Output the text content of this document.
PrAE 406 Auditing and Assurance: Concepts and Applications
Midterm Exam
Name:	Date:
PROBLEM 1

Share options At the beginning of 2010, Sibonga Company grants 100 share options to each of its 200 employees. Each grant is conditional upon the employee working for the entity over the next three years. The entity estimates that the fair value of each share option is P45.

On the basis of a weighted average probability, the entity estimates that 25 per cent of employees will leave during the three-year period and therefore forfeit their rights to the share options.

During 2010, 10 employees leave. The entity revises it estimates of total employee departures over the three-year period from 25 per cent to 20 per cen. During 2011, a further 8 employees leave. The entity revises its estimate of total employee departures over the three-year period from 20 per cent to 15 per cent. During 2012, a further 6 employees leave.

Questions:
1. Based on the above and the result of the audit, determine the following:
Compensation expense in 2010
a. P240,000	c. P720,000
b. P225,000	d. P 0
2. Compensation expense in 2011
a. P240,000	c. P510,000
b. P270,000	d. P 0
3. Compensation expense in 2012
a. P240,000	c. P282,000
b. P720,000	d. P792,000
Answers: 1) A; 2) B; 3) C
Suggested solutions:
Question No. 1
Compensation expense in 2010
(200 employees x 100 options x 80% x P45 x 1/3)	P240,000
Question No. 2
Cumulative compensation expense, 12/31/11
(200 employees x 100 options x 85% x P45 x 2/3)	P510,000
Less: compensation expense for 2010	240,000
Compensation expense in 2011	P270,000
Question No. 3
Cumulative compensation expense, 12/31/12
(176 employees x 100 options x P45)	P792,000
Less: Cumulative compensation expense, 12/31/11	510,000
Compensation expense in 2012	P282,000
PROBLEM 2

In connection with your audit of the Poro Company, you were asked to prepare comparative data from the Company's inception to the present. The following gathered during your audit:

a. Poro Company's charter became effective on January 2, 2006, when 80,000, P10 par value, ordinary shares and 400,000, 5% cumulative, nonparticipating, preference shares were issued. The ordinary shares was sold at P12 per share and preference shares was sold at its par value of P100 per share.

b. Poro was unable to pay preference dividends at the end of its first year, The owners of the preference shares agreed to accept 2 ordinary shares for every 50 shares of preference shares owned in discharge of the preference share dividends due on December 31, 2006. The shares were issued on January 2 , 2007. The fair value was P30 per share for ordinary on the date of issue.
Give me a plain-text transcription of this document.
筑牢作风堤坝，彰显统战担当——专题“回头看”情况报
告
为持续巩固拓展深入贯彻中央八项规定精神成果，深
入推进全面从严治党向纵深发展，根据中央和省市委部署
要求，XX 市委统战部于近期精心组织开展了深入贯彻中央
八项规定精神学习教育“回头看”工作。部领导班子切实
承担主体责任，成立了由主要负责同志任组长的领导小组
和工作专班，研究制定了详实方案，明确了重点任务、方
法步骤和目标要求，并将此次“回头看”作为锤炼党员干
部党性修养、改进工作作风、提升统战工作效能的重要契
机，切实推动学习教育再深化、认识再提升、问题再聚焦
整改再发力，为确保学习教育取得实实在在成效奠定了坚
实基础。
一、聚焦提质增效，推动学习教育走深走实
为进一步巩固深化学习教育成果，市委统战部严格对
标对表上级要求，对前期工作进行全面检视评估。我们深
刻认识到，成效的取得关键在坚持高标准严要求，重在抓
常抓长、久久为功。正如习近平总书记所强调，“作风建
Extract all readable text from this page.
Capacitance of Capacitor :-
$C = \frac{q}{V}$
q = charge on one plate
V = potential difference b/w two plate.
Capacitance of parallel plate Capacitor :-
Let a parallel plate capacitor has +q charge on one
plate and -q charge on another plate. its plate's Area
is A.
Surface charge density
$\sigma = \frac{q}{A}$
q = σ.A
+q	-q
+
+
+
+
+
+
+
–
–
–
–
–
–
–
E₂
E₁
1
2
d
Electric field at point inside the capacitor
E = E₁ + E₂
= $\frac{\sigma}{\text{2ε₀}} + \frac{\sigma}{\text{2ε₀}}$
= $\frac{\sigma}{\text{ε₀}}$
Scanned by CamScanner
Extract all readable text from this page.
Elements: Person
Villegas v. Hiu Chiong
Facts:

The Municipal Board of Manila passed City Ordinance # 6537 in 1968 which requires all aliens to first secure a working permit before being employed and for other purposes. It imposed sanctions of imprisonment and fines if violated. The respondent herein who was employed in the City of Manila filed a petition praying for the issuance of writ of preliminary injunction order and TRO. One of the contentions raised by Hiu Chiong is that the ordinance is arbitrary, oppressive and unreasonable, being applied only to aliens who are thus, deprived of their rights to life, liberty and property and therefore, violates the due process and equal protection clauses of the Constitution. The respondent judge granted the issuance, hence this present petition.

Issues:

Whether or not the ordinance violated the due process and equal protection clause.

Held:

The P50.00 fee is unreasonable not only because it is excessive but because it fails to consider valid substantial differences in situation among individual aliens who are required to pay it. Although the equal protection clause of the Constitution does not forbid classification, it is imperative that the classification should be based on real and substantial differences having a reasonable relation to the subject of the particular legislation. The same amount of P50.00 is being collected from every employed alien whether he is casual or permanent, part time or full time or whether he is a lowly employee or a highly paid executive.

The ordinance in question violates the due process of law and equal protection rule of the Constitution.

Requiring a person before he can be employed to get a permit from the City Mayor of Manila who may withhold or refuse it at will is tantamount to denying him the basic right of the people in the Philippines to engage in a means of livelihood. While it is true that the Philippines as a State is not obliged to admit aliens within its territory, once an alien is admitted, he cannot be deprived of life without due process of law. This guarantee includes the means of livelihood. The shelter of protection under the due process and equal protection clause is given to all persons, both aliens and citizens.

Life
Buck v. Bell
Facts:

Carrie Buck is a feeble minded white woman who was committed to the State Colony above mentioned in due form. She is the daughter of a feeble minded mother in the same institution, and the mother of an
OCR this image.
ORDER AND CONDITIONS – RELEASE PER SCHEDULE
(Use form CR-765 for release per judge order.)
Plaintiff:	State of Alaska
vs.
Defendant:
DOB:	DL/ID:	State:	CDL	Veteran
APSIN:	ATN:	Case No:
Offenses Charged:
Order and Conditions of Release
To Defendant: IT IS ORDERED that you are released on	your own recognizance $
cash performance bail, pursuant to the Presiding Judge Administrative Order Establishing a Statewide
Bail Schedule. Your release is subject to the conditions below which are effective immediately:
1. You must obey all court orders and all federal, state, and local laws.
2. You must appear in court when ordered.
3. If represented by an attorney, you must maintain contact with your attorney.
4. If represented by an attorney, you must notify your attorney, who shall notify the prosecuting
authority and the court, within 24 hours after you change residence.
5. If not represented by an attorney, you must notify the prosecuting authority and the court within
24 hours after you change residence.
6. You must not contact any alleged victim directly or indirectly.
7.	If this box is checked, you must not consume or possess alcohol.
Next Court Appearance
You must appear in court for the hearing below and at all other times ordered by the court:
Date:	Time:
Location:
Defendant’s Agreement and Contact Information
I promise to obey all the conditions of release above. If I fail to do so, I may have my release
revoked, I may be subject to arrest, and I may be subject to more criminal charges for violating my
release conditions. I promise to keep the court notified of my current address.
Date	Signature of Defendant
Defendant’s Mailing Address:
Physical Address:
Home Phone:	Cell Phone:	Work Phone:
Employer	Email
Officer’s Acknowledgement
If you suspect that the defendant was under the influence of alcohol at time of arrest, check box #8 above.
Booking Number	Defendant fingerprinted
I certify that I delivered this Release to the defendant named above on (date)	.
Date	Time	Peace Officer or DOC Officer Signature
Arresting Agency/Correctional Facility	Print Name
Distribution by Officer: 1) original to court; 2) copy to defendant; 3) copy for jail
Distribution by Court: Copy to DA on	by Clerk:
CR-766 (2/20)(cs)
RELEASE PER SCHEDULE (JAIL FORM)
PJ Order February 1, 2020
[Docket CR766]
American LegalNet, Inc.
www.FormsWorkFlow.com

| Requirements |
All of the entries should be written out again exactly.

| Output |
Output the text content of this document.
PrAE 406 Auditing and Assurance: Concepts and Applications
Midterm Exam
Name:	Date:
PROBLEM 1

Share options At the beginning of 2010, Sibonga Company grants 100 share options to each of its 200 employees. Each grant is conditional upon the employee working for the entity over the next three years. The entity estimates that the fair value of each share option is P45.

On the basis of a weighted average probability, the entity estimates that 25 per cent of employees will leave during the three-year period and therefore forfeit their rights to the share options.

During 2010, 10 employees leave. The entity revises it estimates of total employee departures over the three-year period from 25 per cent to 20 per cen. During 2011, a further 8 employees leave. The entity revises its estimate of total employee departures over the three-year period from 20 per cent to 15 per cent. During 2012, a further 6 employees leave.

Questions:
1. Based on the above and the result of the audit, determine the following:
Compensation expense in 2010
a. P240,000	c. P720,000
b. P225,000	d. P 0
2. Compensation expense in 2011
a. P240,000	c. P510,000
b. P270,000	d. P 0
3. Compensation expense in 2012
a. P240,000	c. P282,000
b. P720,000	d. P792,000
Answers: 1) A; 2) B; 3) C
Suggested solutions:
Question No. 1
Compensation expense in 2010
(200 employees x 100 options x 80% x P45 x 1/3)	P240,000
Question No. 2
Cumulative compensation expense, 12/31/11
(200 employees x 100 options x 85% x P45 x 2/3)	P510,000
Less: compensation expense for 2010	240,000
Compensation expense in 2011	P270,000
Question No. 3
Cumulative compensation expense, 12/31/12
(176 employees x 100 options x P45)	P792,000
Less: Cumulative compensation expense, 12/31/11	510,000
Compensation expense in 2012	P282,000
PROBLEM 2

In connection with your audit of the Poro Company, you were asked to prepare comparative data from the Company's inception to the present. The following gathered during your audit:

a. Poro Company's charter became effective on January 2, 2006, when 80,000, P10 par value, ordinary shares and 400,000, 5% cumulative, nonparticipating, preference shares were issued. The ordinary shares was sold at P12 per share and preference shares was sold at its par value of P100 per share.

b. Poro was unable to pay preference dividends at the end of its first year, The owners of the preference shares agreed to accept 2 ordinary shares for every 50 shares of preference shares owned in discharge of the preference share dividends due on December 31, 2006. The shares were issued on January 2 , 2007. The fair value was P30 per share for ordinary on the date of issue.
Give me a plain-text transcription of this document.
筑牢作风堤坝，彰显统战担当——专题“回头看”情况报
告
为持续巩固拓展深入贯彻中央八项规定精神成果，深
入推进全面从严治党向纵深发展，根据中央和省市委部署
要求，XX 市委统战部于近期精心组织开展了深入贯彻中央
八项规定精神学习教育“回头看”工作。部领导班子切实
承担主体责任，成立了由主要负责同志任组长的领导小组
和工作专班，研究制定了详实方案，明确了重点任务、方
法步骤和目标要求，并将此次“回头看”作为锤炼党员干
部党性修养、改进工作作风、提升统战工作效能的重要契
机，切实推动学习教育再深化、认识再提升、问题再聚焦
整改再发力，为确保学习教育取得实实在在成效奠定了坚
实基础。
一、聚焦提质增效，推动学习教育走深走实
为进一步巩固深化学习教育成果，市委统战部严格对
标对表上级要求，对前期工作进行全面检视评估。我们深
刻认识到，成效的取得关键在坚持高标准严要求，重在抓
常抓长、久久为功。正如习近平总书记所强调，“作风建
Extract all readable text from this page.
Capacitance of Capacitor :-
$C = \frac{q}{V}$
q = charge on one plate
V = potential difference b/w two plate.
Capacitance of parallel plate Capacitor :-
Let a parallel plate capacitor has +q charge on one
plate and -q charge on another plate. its plate's Area
is A.
Surface charge density
$\sigma = \frac{q}{A}$
q = σ.A
+q	-q
+
+
+
+
+
+
+
–
–
–
–
–
–
–
E₂
E₁
1
2
d
Electric field at point inside the capacitor
E = E₁ + E₂
= $\frac{\sigma}{\text{2ε₀}} + \frac{\sigma}{\text{2ε₀}}$
= $\frac{\sigma}{\text{ε₀}}$
Scanned by CamScanner
Extract all readable text from this page.
Elements: Person
Villegas v. Hiu Chiong
Facts:

The Municipal Board of Manila passed City Ordinance # 6537 in 1968 which requires all aliens to first secure a working permit before being employed and for other purposes. It imposed sanctions of imprisonment and fines if violated. The respondent herein who was employed in the City of Manila filed a petition praying for the issuance of writ of preliminary injunction order and TRO. One of the contentions raised by Hiu Chiong is that the ordinance is arbitrary, oppressive and unreasonable, being applied only to aliens who are thus, deprived of their rights to life, liberty and property and therefore, violates the due process and equal protection clauses of the Constitution. The respondent judge granted the issuance, hence this present petition.

Issues:

Whether or not the ordinance violated the due process and equal protection clause.

Held:

The P50.00 fee is unreasonable not only because it is excessive but because it fails to consider valid substantial differences in situation among individual aliens who are required to pay it. Although the equal protection clause of the Constitution does not forbid classification, it is imperative that the classification should be based on real and substantial differences having a reasonable relation to the subject of the particular legislation. The same amount of P50.00 is being collected from every employed alien whether he is casual or permanent, part time or full time or whether he is a lowly employee or a highly paid executive.

The ordinance in question violates the due process of law and equal protection rule of the Constitution.

Requiring a person before he can be employed to get a permit from the City Mayor of Manila who may withhold or refuse it at will is tantamount to denying him the basic right of the people in the Philippines to engage in a means of livelihood. While it is true that the Philippines as a State is not obliged to admit aliens within its territory, once an alien is admitted, he cannot be deprived of life without due process of law. This guarantee includes the means of livelihood. The shelter of protection under the due process and equal protection clause is given to all persons, both aliens and citizens.

Life
Buck v. Bell
Facts:

Carrie Buck is a feeble minded white woman who was committed to the State Colony above mentioned in due form. She is the daughter of a feeble minded mother in the same institution, and the mother of an
OCR this image.
ORDER AND CONDITIONS – RELEASE PER SCHEDULE
(Use form CR-765 for release per judge order.)
Plaintiff:	State of Alaska
vs.
Defendant:
DOB:	DL/ID:	State:	CDL	Veteran
APSIN:	ATN:	Case No:
Offenses Charged:
Order and Conditions of Release
To Defendant: IT IS ORDERED that you are released on	your own recognizance $
cash performance bail, pursuant to the Presiding Judge Administrative Order Establishing a Statewide
Bail Schedule. Your release is subject to the conditions below which are effective immediately:
1. You must obey all court orders and all federal, state, and local laws.
2. You must appear in court when ordered.
3. If represented by an attorney, you must maintain contact with your attorney.
4. If represented by an attorney, you must notify your attorney, who shall notify the prosecuting
authority and the court, within 24 hours after you change residence.
5. If not represented by an attorney, you must notify the prosecuting authority and the court within
24 hours after you change residence.
6. You must not contact any alleged victim directly or indirectly.
7.	If this box is checked, you must not consume or possess alcohol.
Next Court Appearance
You must appear in court for the hearing below and at all other times ordered by the court:
Date:	Time:
Location:
Defendant’s Agreement and Contact Information
I promise to obey all the conditions of release above. If I fail to do so, I may have my release
revoked, I may be subject to arrest, and I may be subject to more criminal charges for violating my
release conditions. I promise to keep the court notified of my current address.
Date	Signature of Defendant
Defendant’s Mailing Address:
Physical Address:
Home Phone:	Cell Phone:	Work Phone:
Employer	Email
Officer’s Acknowledgement
If you suspect that the defendant was under the influence of alcohol at time of arrest, check box #8 above.
Booking Number	Defendant fingerprinted
I certify that I delivered this Release to the defendant named above on (date)	.
Date	Time	Peace Officer or DOC Officer Signature
Arresting Agency/Correctional Facility	Print Name
Distribution by Officer: 1) original to court; 2) copy to defendant; 3) copy for jail
Distribution by Court: Copy to DA on	by Clerk:
CR-766 (2/20)(cs)
RELEASE PER SCHEDULE (JAIL FORM)
PJ Order February 1, 2020
[Docket CR766]
American LegalNet, Inc.
www.FormsWorkFlow.com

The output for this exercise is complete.